STATED EXERCISE → Below are records to repeat exactly. Omit the pictures from the copy.

EXERCISE MATERIALS →
= = = = = = =
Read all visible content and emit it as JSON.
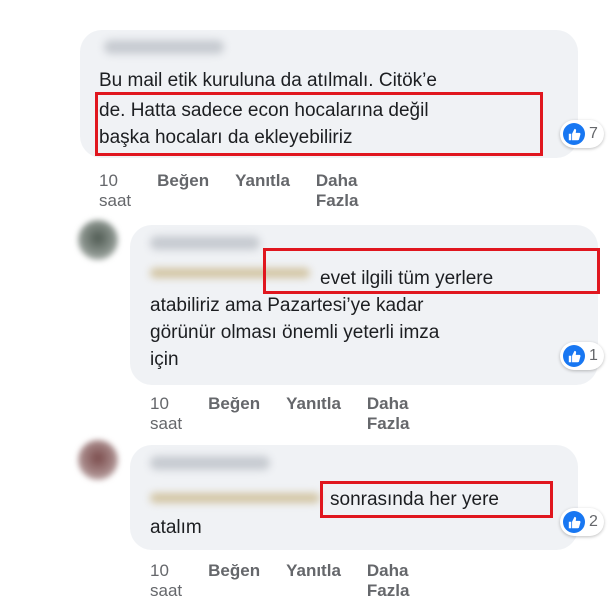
{
  "comments": [
    {
      "lines": [
        "Bu mail etik kuruluna da atılmalı. Citök’e",
        "de. Hatta sadece econ hocalarına değil",
        "başka hocaları da ekleyebiliriz"
      ],
      "reaction_count": "7",
      "time": "10 saat",
      "like": "Beğen",
      "reply": "Yanıtla",
      "more": "Daha Fazla"
    },
    {
      "lines": [
        "evet ilgili tüm yerlere",
        "atabiliriz ama Pazartesi’ye kadar",
        "görünür olması önemli yeterli imza",
        "için"
      ],
      "reaction_count": "1",
      "time": "10 saat",
      "like": "Beğen",
      "reply": "Yanıtla",
      "more": "Daha Fazla"
    },
    {
      "lines": [
        "sonrasında her yere",
        "atalım"
      ],
      "reaction_count": "2",
      "time": "10 saat",
      "like": "Beğen",
      "reply": "Yanıtla",
      "more": "Daha Fazla"
    }
  ],
  "colors": {
    "highlight": "#e0161e",
    "bubble": "#f0f2f5",
    "like_blue": "#1877f2",
    "meta_gray": "#65676b"
  },
  "icons": [
    "thumbs-up-icon"
  ]
}
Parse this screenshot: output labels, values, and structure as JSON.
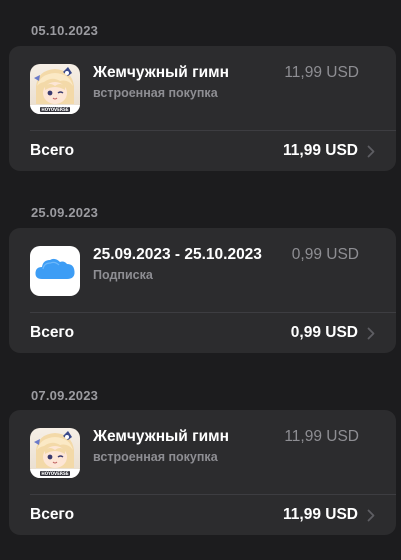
{
  "purchases": [
    {
      "date": "05.10.2023",
      "item_title": "Жемчужный гимн",
      "item_subtitle": "встроенная покупка",
      "item_price": "11,99 USD",
      "icon": "genshin-app-icon",
      "icon_caption": "HOYOVERSE",
      "total_label": "Всего",
      "total_price": "11,99 USD"
    },
    {
      "date": "25.09.2023",
      "item_title": "25.09.2023 - 25.10.2023",
      "item_subtitle": "Подписка",
      "item_price": "0,99 USD",
      "icon": "icloud-app-icon",
      "total_label": "Всего",
      "total_price": "0,99 USD"
    },
    {
      "date": "07.09.2023",
      "item_title": "Жемчужный гимн",
      "item_subtitle": "встроенная покупка",
      "item_price": "11,99 USD",
      "icon": "genshin-app-icon",
      "icon_caption": "HOYOVERSE",
      "total_label": "Всего",
      "total_price": "11,99 USD"
    }
  ],
  "colors": {
    "background": "#1c1c1e",
    "card": "#2c2c2e",
    "secondary_text": "#8e8e93",
    "icloud_blue": "#3d9df5"
  }
}
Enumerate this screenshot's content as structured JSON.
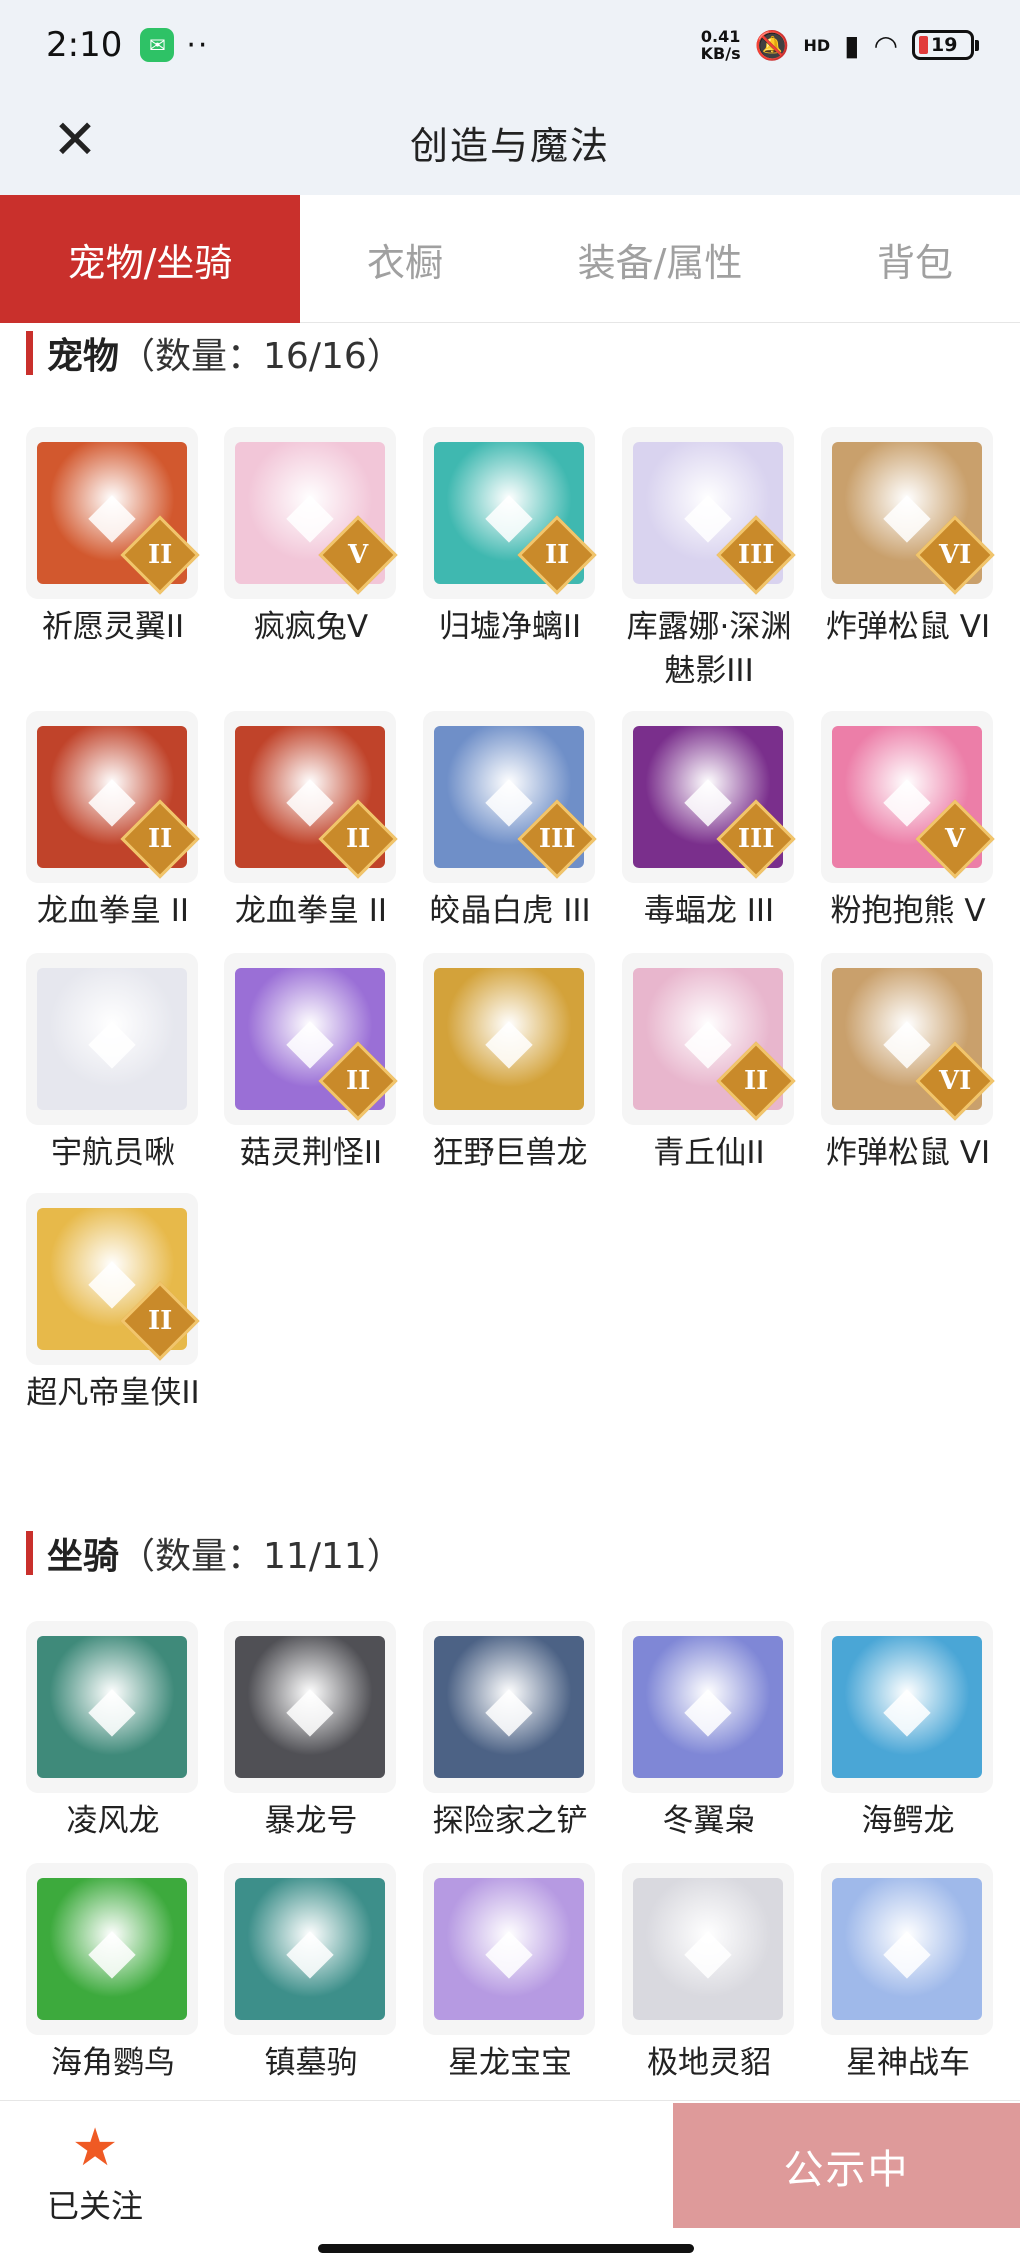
{
  "status_bar": {
    "time": "2:10",
    "speed_value": "0.41",
    "speed_unit": "KB/s",
    "network": "HD",
    "battery": "19"
  },
  "header": {
    "title": "创造与魔法"
  },
  "tabs": [
    {
      "label": "宠物/坐骑",
      "active": true
    },
    {
      "label": "衣橱",
      "active": false
    },
    {
      "label": "装备/属性",
      "active": false
    },
    {
      "label": "背包",
      "active": false
    }
  ],
  "pets": {
    "title": "宠物",
    "count_text": "（数量：16/16）",
    "items": [
      {
        "name": "祈愿灵翼II",
        "rank": "II",
        "color": "#d2582e"
      },
      {
        "name": "疯疯兔V",
        "rank": "V",
        "color": "#f2c6d8"
      },
      {
        "name": "归墟净螭II",
        "rank": "II",
        "color": "#3fb8b0"
      },
      {
        "name": "库露娜·深渊魅影III",
        "rank": "III",
        "color": "#d9d3ef"
      },
      {
        "name": "炸弹松鼠 VI",
        "rank": "VI",
        "color": "#c9a06c"
      },
      {
        "name": "龙血拳皇 II",
        "rank": "II",
        "color": "#c0432a"
      },
      {
        "name": "龙血拳皇 II",
        "rank": "II",
        "color": "#c0432a"
      },
      {
        "name": "皎晶白虎 III",
        "rank": "III",
        "color": "#6f8fc8"
      },
      {
        "name": "毒蝠龙 III",
        "rank": "III",
        "color": "#7a2f8c"
      },
      {
        "name": "粉抱抱熊 V",
        "rank": "V",
        "color": "#ec7ea8"
      },
      {
        "name": "宇航员啾",
        "rank": "",
        "color": "#e6e7ee"
      },
      {
        "name": "菇灵荆怪II",
        "rank": "II",
        "color": "#9a6fd6"
      },
      {
        "name": "狂野巨兽龙",
        "rank": "",
        "color": "#d3a23a"
      },
      {
        "name": "青丘仙II",
        "rank": "II",
        "color": "#e8b6cd"
      },
      {
        "name": "炸弹松鼠 VI",
        "rank": "VI",
        "color": "#c9a06c"
      },
      {
        "name": "超凡帝皇侠II",
        "rank": "II",
        "color": "#e7b94a"
      }
    ]
  },
  "mounts": {
    "title": "坐骑",
    "count_text": "（数量：11/11）",
    "items": [
      {
        "name": "凌风龙",
        "color": "#3f8a7a"
      },
      {
        "name": "暴龙号",
        "color": "#505055"
      },
      {
        "name": "探险家之铲",
        "color": "#4c6285"
      },
      {
        "name": "冬翼枭",
        "color": "#7f87d6"
      },
      {
        "name": "海鳄龙",
        "color": "#4aa6d6"
      },
      {
        "name": "海角鹦鸟",
        "color": "#3daa3d"
      },
      {
        "name": "镇墓驹",
        "color": "#3d8f8a"
      },
      {
        "name": "星龙宝宝",
        "color": "#b69ae2"
      },
      {
        "name": "极地灵貂",
        "color": "#d9d9df"
      },
      {
        "name": "星神战车",
        "color": "#9fb9ea"
      }
    ]
  },
  "bottom": {
    "follow_label": "已关注",
    "publish_label": "公示中"
  }
}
= = = = = = =
ANSWER TO THIS PROBLEM →
Read all visible content and emit it as JSON.
{
  "comments": [
    {
      "lines": [
        "Bu mail etik kuruluna da atılmalı. Citök’e",
        "de. Hatta sadece econ hocalarına değil",
        "başka hocaları da ekleyebiliriz"
      ],
      "reaction_count": "7",
      "time": "10 saat",
      "like": "Beğen",
      "reply": "Yanıtla",
      "more": "Daha Fazla"
    },
    {
      "lines": [
        "evet ilgili tüm yerlere",
        "atabiliriz ama Pazartesi’ye kadar",
        "görünür olması önemli yeterli imza",
        "için"
      ],
      "reaction_count": "1",
      "time": "10 saat",
      "like": "Beğen",
      "reply": "Yanıtla",
      "more": "Daha Fazla"
    },
    {
      "lines": [
        "sonrasında her yere",
        "atalım"
      ],
      "reaction_count": "2",
      "time": "10 saat",
      "like": "Beğen",
      "reply": "Yanıtla",
      "more": "Daha Fazla"
    }
  ],
  "colors": {
    "highlight": "#e0161e",
    "bubble": "#f0f2f5",
    "like_blue": "#1877f2",
    "meta_gray": "#65676b"
  },
  "icons": [
    "thumbs-up-icon"
  ]
}
Parse this screenshot: output labels, values, and structure as JSON.
{
  "purchases": [
    {
      "date": "05.10.2023",
      "item_title": "Жемчужный гимн",
      "item_subtitle": "встроенная покупка",
      "item_price": "11,99 USD",
      "icon": "genshin-app-icon",
      "icon_caption": "HOYOVERSE",
      "total_label": "Всего",
      "total_price": "11,99 USD"
    },
    {
      "date": "25.09.2023",
      "item_title": "25.09.2023 - 25.10.2023",
      "item_subtitle": "Подписка",
      "item_price": "0,99 USD",
      "icon": "icloud-app-icon",
      "total_label": "Всего",
      "total_price": "0,99 USD"
    },
    {
      "date": "07.09.2023",
      "item_title": "Жемчужный гимн",
      "item_subtitle": "встроенная покупка",
      "item_price": "11,99 USD",
      "icon": "genshin-app-icon",
      "icon_caption": "HOYOVERSE",
      "total_label": "Всего",
      "total_price": "11,99 USD"
    }
  ],
  "colors": {
    "background": "#1c1c1e",
    "card": "#2c2c2e",
    "secondary_text": "#8e8e93",
    "icloud_blue": "#3d9df5"
  }
}
Enumerate this screenshot's content as structured JSON.
{
  "status_bar": {
    "time": "2:10",
    "speed_value": "0.41",
    "speed_unit": "KB/s",
    "network": "HD",
    "battery": "19"
  },
  "header": {
    "title": "创造与魔法"
  },
  "tabs": [
    {
      "label": "宠物/坐骑",
      "active": true
    },
    {
      "label": "衣橱",
      "active": false
    },
    {
      "label": "装备/属性",
      "active": false
    },
    {
      "label": "背包",
      "active": false
    }
  ],
  "pets": {
    "title": "宠物",
    "count_text": "（数量：16/16）",
    "items": [
      {
        "name": "祈愿灵翼II",
        "rank": "II",
        "color": "#d2582e"
      },
      {
        "name": "疯疯兔V",
        "rank": "V",
        "color": "#f2c6d8"
      },
      {
        "name": "归墟净螭II",
        "rank": "II",
        "color": "#3fb8b0"
      },
      {
        "name": "库露娜·深渊魅影III",
        "rank": "III",
        "color": "#d9d3ef"
      },
      {
        "name": "炸弹松鼠 VI",
        "rank": "VI",
        "color": "#c9a06c"
      },
      {
        "name": "龙血拳皇 II",
        "rank": "II",
        "color": "#c0432a"
      },
      {
        "name": "龙血拳皇 II",
        "rank": "II",
        "color": "#c0432a"
      },
      {
        "name": "皎晶白虎 III",
        "rank": "III",
        "color": "#6f8fc8"
      },
      {
        "name": "毒蝠龙 III",
        "rank": "III",
        "color": "#7a2f8c"
      },
      {
        "name": "粉抱抱熊 V",
        "rank": "V",
        "color": "#ec7ea8"
      },
      {
        "name": "宇航员啾",
        "rank": "",
        "color": "#e6e7ee"
      },
      {
        "name": "菇灵荆怪II",
        "rank": "II",
        "color": "#9a6fd6"
      },
      {
        "name": "狂野巨兽龙",
        "rank": "",
        "color": "#d3a23a"
      },
      {
        "name": "青丘仙II",
        "rank": "II",
        "color": "#e8b6cd"
      },
      {
        "name": "炸弹松鼠 VI",
        "rank": "VI",
        "color": "#c9a06c"
      },
      {
        "name": "超凡帝皇侠II",
        "rank": "II",
        "color": "#e7b94a"
      }
    ]
  },
  "mounts": {
    "title": "坐骑",
    "count_text": "（数量：11/11）",
    "items": [
      {
        "name": "凌风龙",
        "color": "#3f8a7a"
      },
      {
        "name": "暴龙号",
        "color": "#505055"
      },
      {
        "name": "探险家之铲",
        "color": "#4c6285"
      },
      {
        "name": "冬翼枭",
        "color": "#7f87d6"
      },
      {
        "name": "海鳄龙",
        "color": "#4aa6d6"
      },
      {
        "name": "海角鹦鸟",
        "color": "#3daa3d"
      },
      {
        "name": "镇墓驹",
        "color": "#3d8f8a"
      },
      {
        "name": "星龙宝宝",
        "color": "#b69ae2"
      },
      {
        "name": "极地灵貂",
        "color": "#d9d9df"
      },
      {
        "name": "星神战车",
        "color": "#9fb9ea"
      }
    ]
  },
  "bottom": {
    "follow_label": "已关注",
    "publish_label": "公示中"
  }
}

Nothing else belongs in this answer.